### Supplied text
+ + + +

Similarly, commentators and practitioners are awaiting final regulations concerning the new pull-in procedure, which also has been listed as a priority project under the Plan. As we have discussed in a previous installment, the pull-in procedure, which was included as part of the Tax Technical Corrections Act of 2018, generally was received as a more efficient and administrable option for reducing a partnership’s imputed underpayment than the push-out election or the amendment of reviewed year tax returns by current and former partners. In fact, many practitioners believe that the pull-in procedure will essentially eliminate the need for the push-out election and the amendment procedure. To achieve this result, however, the Treasury Department must issue clear, workable and efficient regulations for the procedure.

+ + + +

### Records shown
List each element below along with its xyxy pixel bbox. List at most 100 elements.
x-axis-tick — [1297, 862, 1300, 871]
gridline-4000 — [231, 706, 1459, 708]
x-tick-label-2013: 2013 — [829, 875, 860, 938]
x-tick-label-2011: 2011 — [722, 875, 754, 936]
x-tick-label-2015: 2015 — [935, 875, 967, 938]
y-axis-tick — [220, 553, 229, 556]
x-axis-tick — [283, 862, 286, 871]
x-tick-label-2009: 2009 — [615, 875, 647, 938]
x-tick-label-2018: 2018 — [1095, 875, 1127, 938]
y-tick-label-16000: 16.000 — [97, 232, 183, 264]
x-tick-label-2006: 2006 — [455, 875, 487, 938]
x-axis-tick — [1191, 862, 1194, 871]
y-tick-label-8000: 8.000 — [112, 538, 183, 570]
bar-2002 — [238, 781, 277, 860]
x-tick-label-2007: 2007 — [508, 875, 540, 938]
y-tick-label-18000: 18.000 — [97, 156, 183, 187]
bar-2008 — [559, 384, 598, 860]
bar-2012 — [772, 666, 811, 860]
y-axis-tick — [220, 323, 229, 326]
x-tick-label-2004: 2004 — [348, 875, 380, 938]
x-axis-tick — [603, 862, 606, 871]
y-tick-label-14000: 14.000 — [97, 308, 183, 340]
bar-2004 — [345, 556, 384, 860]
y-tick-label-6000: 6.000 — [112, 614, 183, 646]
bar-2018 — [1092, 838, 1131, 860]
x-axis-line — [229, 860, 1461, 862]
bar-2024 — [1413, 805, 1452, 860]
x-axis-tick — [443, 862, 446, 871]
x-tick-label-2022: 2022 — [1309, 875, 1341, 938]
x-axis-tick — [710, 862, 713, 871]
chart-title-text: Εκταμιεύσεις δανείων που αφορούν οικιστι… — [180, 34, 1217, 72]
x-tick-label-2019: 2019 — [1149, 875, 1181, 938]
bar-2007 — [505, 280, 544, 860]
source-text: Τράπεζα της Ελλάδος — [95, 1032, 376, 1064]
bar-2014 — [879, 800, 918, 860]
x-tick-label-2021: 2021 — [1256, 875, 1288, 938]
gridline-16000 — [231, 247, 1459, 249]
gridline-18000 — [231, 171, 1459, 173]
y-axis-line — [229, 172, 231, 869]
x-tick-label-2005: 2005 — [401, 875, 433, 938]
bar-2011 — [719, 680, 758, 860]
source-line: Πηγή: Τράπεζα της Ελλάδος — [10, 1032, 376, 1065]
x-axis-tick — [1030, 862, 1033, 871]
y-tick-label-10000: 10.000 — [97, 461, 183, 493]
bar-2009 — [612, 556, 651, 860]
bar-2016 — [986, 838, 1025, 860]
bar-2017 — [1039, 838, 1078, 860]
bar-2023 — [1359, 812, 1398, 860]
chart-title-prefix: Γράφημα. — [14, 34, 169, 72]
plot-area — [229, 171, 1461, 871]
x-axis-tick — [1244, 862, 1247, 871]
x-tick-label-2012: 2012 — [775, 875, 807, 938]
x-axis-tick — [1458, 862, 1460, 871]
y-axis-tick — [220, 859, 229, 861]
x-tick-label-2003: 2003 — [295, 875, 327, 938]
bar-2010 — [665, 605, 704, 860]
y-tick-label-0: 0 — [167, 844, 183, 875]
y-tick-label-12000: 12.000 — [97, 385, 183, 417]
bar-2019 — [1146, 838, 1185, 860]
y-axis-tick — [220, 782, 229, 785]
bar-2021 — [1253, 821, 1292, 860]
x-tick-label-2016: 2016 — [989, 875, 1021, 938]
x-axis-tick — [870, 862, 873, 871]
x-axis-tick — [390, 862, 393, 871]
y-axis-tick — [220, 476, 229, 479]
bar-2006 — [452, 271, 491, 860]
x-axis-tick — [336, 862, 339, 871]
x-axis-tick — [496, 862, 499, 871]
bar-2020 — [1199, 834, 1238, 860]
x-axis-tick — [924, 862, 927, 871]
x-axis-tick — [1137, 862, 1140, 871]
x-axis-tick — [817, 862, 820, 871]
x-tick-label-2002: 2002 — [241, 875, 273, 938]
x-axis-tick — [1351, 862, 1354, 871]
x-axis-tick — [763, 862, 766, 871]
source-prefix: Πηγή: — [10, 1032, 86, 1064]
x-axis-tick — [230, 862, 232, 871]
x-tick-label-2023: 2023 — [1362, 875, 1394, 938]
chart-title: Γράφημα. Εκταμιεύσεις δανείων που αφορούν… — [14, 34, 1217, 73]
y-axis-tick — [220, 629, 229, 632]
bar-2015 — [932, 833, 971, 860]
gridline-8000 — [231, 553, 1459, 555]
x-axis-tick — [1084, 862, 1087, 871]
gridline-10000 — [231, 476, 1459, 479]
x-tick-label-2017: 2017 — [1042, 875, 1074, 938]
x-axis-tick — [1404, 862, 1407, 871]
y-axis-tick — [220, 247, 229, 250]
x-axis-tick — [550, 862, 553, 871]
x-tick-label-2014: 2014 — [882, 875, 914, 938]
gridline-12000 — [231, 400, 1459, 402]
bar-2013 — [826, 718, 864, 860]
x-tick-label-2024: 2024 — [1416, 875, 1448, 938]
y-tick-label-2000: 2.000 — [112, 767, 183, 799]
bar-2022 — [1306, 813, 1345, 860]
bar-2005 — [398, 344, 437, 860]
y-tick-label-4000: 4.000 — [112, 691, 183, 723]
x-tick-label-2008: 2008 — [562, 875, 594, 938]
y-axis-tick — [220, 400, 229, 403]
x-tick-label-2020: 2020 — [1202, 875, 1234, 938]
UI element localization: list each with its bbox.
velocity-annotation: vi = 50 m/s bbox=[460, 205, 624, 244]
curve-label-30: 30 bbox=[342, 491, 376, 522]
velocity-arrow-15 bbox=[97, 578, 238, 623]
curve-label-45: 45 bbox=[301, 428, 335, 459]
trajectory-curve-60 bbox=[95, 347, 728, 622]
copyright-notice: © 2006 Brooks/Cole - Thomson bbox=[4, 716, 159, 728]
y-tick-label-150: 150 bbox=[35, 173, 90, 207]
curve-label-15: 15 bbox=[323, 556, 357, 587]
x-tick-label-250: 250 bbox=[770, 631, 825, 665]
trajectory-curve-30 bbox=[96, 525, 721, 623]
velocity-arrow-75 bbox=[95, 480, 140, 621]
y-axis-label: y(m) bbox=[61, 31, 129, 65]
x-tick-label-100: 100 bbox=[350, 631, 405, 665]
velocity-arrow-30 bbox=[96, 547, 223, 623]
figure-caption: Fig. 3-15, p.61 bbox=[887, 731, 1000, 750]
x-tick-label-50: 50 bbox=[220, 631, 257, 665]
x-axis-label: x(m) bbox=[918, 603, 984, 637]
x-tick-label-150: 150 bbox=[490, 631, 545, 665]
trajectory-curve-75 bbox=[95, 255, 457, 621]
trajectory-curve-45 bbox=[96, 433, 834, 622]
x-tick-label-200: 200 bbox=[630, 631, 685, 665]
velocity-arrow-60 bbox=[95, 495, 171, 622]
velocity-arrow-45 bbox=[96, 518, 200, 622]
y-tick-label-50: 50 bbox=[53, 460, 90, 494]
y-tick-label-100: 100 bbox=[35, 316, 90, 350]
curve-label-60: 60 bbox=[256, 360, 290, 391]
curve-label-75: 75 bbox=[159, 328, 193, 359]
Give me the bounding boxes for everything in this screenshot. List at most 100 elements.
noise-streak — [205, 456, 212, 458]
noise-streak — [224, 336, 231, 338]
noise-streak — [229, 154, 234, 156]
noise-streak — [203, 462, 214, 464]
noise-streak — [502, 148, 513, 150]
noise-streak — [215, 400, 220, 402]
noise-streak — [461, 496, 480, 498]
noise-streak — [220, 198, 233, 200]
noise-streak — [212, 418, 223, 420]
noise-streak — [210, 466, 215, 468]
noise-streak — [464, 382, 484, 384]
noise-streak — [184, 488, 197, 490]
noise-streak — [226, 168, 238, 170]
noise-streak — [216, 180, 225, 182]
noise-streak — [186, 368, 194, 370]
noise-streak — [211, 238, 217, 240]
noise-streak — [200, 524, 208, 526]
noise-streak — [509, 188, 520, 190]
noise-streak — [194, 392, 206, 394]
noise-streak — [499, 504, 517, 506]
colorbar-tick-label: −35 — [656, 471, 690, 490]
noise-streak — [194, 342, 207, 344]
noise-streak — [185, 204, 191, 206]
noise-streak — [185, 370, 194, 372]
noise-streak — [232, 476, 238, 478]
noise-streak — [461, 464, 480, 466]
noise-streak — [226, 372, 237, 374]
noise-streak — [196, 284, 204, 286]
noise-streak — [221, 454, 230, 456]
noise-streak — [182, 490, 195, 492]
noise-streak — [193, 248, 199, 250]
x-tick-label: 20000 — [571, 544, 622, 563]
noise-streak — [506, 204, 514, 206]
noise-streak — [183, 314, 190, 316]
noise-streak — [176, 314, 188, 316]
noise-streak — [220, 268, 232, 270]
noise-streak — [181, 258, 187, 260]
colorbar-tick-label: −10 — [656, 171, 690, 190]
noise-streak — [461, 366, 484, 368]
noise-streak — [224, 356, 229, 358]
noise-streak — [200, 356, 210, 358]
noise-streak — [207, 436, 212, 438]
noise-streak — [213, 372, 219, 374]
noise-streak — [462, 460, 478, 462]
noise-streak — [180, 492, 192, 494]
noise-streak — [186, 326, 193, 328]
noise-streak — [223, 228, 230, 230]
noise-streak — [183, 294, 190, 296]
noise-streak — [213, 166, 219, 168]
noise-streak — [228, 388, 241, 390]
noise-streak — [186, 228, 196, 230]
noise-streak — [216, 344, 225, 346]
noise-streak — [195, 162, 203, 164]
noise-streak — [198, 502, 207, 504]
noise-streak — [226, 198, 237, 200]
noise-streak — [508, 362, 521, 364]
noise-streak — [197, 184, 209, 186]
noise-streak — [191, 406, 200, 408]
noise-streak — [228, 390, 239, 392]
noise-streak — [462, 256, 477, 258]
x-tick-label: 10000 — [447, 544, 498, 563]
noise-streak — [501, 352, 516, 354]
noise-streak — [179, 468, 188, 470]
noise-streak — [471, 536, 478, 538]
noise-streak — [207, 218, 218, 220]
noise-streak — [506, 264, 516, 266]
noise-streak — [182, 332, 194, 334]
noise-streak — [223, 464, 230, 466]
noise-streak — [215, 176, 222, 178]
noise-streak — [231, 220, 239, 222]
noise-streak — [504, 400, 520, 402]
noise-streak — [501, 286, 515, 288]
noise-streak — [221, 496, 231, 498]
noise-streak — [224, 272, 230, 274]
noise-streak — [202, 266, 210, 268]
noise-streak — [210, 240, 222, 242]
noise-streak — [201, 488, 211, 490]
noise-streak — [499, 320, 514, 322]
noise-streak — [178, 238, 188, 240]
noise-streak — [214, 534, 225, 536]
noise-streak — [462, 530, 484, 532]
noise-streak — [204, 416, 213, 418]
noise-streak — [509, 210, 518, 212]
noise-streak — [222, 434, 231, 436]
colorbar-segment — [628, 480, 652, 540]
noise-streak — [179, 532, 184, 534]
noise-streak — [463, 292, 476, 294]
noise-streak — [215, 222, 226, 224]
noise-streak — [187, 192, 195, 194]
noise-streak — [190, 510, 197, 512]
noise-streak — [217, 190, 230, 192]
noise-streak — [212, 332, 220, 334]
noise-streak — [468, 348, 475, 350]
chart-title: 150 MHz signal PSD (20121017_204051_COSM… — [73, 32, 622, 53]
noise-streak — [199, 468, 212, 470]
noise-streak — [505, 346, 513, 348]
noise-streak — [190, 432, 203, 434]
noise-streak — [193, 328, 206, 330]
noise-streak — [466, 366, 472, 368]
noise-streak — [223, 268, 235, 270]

+ + + +

### Required action 1
In the passage on the pull-in procedure, which act included that procedure?
### Required action 2
Return everything in the pull-in procedure passage from "Similarly, commentators and" down to "for the procedure.".
The entries have nothing to do with the text.

### Answer space 1
The Tax Technical Corrections Act of 2018.

### Answer space 2
Similarly, commentators and practitioners are awaiting final regulations concerning the new pull-in procedure, which also has been listed as a priority project under the Plan. As we have discussed in a previous installment, the pull-in procedure, which was included as part of the Tax Technical Corrections Act of 2018, generally was received as a more efficient and administrable option for reducing a partnership’s imputed underpayment than the push-out election or the amendment of reviewed year tax returns by current and former partners. In fact, many practitioners believe that the pull-in procedure will essentially eliminate the need for the push-out election and the amendment procedure. To achieve this result, however, the Treasury Department must issue clear, workable and efficient regulations for the procedure.